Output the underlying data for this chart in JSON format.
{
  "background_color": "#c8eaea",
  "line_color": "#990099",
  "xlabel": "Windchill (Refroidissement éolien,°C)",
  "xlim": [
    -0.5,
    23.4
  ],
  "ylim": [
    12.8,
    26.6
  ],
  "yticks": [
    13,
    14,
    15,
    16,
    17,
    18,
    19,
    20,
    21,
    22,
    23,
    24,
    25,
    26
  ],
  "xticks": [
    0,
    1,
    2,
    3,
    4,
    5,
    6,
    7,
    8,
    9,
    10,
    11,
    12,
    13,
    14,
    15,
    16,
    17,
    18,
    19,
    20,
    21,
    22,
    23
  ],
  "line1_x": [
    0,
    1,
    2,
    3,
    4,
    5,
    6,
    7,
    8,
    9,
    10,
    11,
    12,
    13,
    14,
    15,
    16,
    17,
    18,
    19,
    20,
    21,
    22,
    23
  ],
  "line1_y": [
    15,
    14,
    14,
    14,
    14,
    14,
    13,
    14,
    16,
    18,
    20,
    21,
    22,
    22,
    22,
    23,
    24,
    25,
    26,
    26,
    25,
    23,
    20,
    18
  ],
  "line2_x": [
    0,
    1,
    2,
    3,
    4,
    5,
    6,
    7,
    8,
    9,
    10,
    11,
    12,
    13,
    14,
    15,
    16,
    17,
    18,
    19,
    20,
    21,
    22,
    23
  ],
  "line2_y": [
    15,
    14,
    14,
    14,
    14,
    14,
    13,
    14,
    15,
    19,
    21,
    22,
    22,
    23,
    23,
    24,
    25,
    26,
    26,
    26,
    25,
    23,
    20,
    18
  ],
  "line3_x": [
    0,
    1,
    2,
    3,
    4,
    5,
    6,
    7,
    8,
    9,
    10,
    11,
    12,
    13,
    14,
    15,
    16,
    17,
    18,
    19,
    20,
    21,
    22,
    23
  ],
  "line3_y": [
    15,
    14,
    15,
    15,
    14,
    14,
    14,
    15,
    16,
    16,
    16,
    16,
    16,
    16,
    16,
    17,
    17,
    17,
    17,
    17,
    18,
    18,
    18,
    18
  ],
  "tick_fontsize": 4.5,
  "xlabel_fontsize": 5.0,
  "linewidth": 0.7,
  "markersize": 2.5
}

WRITTEN REQUEST: Your task is to reproduce all of the records exactly.

ANSWER:
Output the underlying data for this chart in JSON format.
{
  "background_color": "#c8eaea",
  "line_color": "#990099",
  "xlabel": "Windchill (Refroidissement éolien,°C)",
  "xlim": [
    -0.5,
    23.4
  ],
  "ylim": [
    12.8,
    26.6
  ],
  "yticks": [
    13,
    14,
    15,
    16,
    17,
    18,
    19,
    20,
    21,
    22,
    23,
    24,
    25,
    26
  ],
  "xticks": [
    0,
    1,
    2,
    3,
    4,
    5,
    6,
    7,
    8,
    9,
    10,
    11,
    12,
    13,
    14,
    15,
    16,
    17,
    18,
    19,
    20,
    21,
    22,
    23
  ],
  "line1_x": [
    0,
    1,
    2,
    3,
    4,
    5,
    6,
    7,
    8,
    9,
    10,
    11,
    12,
    13,
    14,
    15,
    16,
    17,
    18,
    19,
    20,
    21,
    22,
    23
  ],
  "line1_y": [
    15,
    14,
    14,
    14,
    14,
    14,
    13,
    14,
    16,
    18,
    20,
    21,
    22,
    22,
    22,
    23,
    24,
    25,
    26,
    26,
    25,
    23,
    20,
    18
  ],
  "line2_x": [
    0,
    1,
    2,
    3,
    4,
    5,
    6,
    7,
    8,
    9,
    10,
    11,
    12,
    13,
    14,
    15,
    16,
    17,
    18,
    19,
    20,
    21,
    22,
    23
  ],
  "line2_y": [
    15,
    14,
    14,
    14,
    14,
    14,
    13,
    14,
    15,
    19,
    21,
    22,
    22,
    23,
    23,
    24,
    25,
    26,
    26,
    26,
    25,
    23,
    20,
    18
  ],
  "line3_x": [
    0,
    1,
    2,
    3,
    4,
    5,
    6,
    7,
    8,
    9,
    10,
    11,
    12,
    13,
    14,
    15,
    16,
    17,
    18,
    19,
    20,
    21,
    22,
    23
  ],
  "line3_y": [
    15,
    14,
    15,
    15,
    14,
    14,
    14,
    15,
    16,
    16,
    16,
    16,
    16,
    16,
    16,
    17,
    17,
    17,
    17,
    17,
    18,
    18,
    18,
    18
  ],
  "tick_fontsize": 4.5,
  "xlabel_fontsize": 5.0,
  "linewidth": 0.7,
  "markersize": 2.5
}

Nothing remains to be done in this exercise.